Passage provided:
To understand the performance of our models, we mapped the actual load losses and predicted load losses in a confusion matrix, which is defined as “a tabular representation commonly employed to describe the performance of classification models or classifiers using a known set of test data.” Given that our dataset comprises two distinct classes: PCLF (0) and UCLF (1), the resulting matrix is a two-by-two. We designated PCLF as a negative class and UCLF as the positive class because the objective is to proactively take measures to reduce UCLF in order to combat plant failures.

We also conducted a feature importance analysis for the best selected model to determine the most relevant features that contributed to the performance of the model. The significance of the features highlights the statistical relevance of each attribute within the dataset in relation to its impact on the model (Belete and Huchaiah, 2022).

The tasks:
a) List every item that appears inside parentheses in the model-performance passage.
b) Please copy word for word the part of the model-performance passage between "To understand the" and "combat plant failures.", inclusive.
c) Write what comes next in the model-performance passage, picking up after its final sentence.

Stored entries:
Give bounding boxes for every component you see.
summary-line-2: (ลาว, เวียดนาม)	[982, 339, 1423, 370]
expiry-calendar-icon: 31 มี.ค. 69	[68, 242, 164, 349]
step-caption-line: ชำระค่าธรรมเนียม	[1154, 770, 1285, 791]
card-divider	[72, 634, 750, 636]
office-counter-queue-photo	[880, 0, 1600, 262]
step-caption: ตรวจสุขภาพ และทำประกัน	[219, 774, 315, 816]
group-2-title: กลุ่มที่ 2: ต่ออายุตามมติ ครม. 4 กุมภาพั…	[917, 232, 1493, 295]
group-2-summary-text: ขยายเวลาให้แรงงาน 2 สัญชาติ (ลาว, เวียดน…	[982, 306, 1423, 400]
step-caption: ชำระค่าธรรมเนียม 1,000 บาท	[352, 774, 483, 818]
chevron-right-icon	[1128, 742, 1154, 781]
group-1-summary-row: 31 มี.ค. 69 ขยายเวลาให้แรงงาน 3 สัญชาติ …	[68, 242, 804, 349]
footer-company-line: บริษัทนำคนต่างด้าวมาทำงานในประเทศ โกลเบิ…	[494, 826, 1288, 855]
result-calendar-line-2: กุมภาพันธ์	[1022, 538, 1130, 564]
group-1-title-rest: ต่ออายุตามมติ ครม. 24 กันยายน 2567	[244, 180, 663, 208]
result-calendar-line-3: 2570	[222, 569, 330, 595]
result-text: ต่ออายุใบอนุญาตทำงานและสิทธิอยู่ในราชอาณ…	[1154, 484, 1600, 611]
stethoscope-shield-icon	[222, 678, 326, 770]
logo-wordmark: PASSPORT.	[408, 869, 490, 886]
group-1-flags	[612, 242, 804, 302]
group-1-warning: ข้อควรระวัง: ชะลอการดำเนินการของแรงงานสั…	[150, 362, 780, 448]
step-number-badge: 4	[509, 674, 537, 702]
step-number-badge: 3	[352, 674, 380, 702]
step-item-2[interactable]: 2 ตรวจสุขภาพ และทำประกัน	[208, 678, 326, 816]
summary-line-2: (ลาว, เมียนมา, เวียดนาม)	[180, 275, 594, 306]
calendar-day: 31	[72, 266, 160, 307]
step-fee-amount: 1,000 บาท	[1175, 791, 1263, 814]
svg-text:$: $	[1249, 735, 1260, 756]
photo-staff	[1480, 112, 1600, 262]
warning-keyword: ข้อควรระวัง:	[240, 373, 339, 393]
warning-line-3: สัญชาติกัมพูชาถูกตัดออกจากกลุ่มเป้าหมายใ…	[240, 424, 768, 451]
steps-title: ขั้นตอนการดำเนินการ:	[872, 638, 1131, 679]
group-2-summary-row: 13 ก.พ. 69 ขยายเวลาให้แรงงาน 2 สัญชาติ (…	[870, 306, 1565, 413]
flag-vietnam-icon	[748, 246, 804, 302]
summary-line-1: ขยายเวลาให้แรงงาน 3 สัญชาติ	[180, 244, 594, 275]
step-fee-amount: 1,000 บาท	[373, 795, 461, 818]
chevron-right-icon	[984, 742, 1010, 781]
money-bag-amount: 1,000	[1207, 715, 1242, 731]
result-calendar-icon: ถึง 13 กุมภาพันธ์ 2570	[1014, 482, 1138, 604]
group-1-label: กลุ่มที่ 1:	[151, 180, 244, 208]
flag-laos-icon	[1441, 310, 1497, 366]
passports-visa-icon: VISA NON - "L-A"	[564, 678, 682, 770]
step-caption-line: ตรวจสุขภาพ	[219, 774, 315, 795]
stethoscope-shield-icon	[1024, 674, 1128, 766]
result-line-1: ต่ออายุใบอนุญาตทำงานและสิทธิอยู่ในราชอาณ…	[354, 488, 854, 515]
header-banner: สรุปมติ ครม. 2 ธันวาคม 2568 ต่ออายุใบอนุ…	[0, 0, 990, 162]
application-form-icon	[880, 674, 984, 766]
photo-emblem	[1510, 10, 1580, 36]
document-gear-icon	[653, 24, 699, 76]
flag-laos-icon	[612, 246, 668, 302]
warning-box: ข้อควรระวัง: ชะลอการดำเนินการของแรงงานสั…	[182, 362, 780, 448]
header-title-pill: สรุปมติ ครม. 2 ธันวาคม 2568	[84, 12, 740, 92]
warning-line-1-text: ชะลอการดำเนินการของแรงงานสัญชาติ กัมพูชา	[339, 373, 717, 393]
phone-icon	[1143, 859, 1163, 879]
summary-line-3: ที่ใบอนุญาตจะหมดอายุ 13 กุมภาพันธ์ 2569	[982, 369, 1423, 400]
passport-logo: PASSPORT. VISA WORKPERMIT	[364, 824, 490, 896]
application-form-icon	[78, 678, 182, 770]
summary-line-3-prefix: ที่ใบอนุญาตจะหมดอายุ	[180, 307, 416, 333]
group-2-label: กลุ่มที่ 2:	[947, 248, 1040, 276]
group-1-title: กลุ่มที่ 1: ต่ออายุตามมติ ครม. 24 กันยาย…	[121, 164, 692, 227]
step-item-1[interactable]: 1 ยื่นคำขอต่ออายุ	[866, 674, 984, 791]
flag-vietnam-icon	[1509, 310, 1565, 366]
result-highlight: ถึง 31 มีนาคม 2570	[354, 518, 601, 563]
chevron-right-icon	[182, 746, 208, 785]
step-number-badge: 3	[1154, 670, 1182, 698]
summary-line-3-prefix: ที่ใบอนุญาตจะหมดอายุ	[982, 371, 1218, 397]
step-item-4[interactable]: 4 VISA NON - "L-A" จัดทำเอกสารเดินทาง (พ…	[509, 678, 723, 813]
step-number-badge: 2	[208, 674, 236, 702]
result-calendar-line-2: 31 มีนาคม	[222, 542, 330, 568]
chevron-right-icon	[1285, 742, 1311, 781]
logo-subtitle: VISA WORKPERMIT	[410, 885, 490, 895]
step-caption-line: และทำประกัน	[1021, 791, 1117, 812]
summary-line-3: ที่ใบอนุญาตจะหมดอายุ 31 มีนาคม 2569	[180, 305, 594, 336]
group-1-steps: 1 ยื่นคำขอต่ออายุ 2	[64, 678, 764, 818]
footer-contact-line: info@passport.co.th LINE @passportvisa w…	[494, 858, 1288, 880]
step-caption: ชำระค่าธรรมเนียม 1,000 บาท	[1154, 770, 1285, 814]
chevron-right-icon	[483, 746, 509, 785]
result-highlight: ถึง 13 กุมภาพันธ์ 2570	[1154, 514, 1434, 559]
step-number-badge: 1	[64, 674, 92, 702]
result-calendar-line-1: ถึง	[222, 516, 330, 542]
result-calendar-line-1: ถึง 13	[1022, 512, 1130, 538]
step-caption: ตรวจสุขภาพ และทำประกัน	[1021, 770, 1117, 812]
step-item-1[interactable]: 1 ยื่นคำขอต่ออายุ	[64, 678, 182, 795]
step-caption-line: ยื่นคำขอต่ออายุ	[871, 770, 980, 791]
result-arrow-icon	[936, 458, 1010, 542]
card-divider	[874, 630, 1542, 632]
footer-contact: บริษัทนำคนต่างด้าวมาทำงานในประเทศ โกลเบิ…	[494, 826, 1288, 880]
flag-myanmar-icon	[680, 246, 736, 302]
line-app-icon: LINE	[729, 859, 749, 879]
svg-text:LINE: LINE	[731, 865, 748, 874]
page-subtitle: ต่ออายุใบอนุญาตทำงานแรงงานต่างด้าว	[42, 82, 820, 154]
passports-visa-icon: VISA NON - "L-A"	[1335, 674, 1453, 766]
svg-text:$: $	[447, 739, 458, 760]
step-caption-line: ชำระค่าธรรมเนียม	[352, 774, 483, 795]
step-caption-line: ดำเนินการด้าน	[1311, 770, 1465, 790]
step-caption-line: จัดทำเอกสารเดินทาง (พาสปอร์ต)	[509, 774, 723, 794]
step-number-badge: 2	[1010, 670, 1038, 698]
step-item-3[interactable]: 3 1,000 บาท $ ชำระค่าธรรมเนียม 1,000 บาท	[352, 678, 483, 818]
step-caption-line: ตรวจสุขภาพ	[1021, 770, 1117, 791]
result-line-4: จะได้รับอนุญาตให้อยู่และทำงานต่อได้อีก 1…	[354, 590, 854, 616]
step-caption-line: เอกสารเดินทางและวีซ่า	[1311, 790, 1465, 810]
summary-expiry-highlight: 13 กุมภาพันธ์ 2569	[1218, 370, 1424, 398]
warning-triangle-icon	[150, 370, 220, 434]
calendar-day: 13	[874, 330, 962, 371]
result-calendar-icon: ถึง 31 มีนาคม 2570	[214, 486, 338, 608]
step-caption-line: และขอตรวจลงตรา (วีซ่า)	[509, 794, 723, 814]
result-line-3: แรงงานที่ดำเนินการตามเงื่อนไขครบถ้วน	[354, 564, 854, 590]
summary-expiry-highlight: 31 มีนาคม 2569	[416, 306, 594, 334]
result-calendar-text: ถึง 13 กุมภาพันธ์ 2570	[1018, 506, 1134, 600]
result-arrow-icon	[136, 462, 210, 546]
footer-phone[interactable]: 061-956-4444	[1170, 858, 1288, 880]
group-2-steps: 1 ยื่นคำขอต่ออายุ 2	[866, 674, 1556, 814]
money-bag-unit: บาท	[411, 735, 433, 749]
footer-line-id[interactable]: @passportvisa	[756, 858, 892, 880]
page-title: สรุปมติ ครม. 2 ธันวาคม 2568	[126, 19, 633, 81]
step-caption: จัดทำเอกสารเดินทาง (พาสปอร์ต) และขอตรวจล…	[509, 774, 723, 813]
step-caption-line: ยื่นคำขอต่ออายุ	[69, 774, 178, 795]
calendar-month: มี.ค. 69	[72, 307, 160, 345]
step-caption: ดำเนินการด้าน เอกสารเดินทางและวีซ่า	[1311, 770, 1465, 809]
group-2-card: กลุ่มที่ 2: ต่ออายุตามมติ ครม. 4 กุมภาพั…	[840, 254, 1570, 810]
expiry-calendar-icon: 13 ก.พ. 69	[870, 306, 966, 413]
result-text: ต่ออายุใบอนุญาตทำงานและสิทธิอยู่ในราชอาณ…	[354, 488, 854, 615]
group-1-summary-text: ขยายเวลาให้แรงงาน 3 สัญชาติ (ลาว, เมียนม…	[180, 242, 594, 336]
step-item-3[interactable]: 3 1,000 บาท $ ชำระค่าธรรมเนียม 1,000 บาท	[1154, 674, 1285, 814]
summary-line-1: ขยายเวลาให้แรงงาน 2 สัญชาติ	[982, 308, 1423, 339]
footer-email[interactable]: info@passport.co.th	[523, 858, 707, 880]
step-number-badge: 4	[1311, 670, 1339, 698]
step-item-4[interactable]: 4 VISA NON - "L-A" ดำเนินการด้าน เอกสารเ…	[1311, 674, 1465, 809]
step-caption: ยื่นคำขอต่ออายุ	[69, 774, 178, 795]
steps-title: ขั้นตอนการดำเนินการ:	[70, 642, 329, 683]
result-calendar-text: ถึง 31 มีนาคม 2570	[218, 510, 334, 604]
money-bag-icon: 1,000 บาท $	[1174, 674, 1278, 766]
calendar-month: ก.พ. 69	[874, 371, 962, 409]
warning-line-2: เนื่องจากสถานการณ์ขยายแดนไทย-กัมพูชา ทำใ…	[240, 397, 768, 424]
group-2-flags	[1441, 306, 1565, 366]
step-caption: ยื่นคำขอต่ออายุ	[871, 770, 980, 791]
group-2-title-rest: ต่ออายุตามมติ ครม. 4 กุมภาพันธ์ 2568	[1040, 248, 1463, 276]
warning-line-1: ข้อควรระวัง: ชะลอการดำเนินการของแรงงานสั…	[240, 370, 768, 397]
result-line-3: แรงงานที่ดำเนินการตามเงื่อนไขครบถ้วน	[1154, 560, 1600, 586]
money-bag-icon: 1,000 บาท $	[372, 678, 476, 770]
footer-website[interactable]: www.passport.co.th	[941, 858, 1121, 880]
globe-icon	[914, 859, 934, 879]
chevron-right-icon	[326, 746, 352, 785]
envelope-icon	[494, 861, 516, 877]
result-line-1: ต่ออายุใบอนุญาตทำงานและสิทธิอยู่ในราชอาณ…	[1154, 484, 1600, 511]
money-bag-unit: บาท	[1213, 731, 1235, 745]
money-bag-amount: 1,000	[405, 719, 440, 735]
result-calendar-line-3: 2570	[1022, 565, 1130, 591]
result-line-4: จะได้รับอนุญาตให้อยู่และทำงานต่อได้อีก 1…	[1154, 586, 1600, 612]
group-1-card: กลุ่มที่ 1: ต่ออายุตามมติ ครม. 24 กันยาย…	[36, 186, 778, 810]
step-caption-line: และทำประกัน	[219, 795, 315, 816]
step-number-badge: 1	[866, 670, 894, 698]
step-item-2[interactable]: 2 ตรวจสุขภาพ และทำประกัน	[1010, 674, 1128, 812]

Task answers:
a)
0
1
Belete and Huchaiah, 2022

b)
To understand the performance of our models, we mapped the actual load losses and predicted load losses in a confusion matrix, which is defined as “a tabular representation commonly employed to describe the performance of classification models or classifiers using a known set of test data.” Given that our dataset comprises two distinct classes: PCLF (0) and UCLF (1), the resulting matrix is a two-by-two. We designated PCLF as a negative class and UCLF as the positive class because the objective is to proactively take measures to reduce UCLF in order to combat plant failures.

c)
4.4.5 Explainability and interpretability

To facilitate meaningful interpretations of the predictive outcomes, we employed the SHAP methodology, which is the approach for XAI focused on ensuring the interpretability of the model’s predictions post-training. SHAP provides the explanations for the decision-making process of the model and highlights the factors influencing its predictions. This approach allows us not only to identify instances of load losses but also to gain insights into how the model formulates its predictions. Such interpretability aids in enhancing our understanding of the model’s performance, fosters trust in the results it produces, and improves the efficacy of decision-making regarding the reduction of UCLF. We performed a sensitivity analysis using the SHAP dependence plot to identify any sources of uncertainty in prediction and to understand the interaction between parameters.

4.5 Models

4.5.1 Gaussian Naive Bayes

The Naive Bayes algorithm functions as a probabilistic model employing the principle of the Bayes theorem to predict classes and categories (Jolly, 2018; Bishnoi et al., 2022). It utilizes a classification approach which relies on the assumption of independence among all predictors (Bishnoi et al., 2022) by employing a probability table that is updated through training data, which facilitates the retrieval of class probabilities based on feature values to predict a new observation (Ray, 2019).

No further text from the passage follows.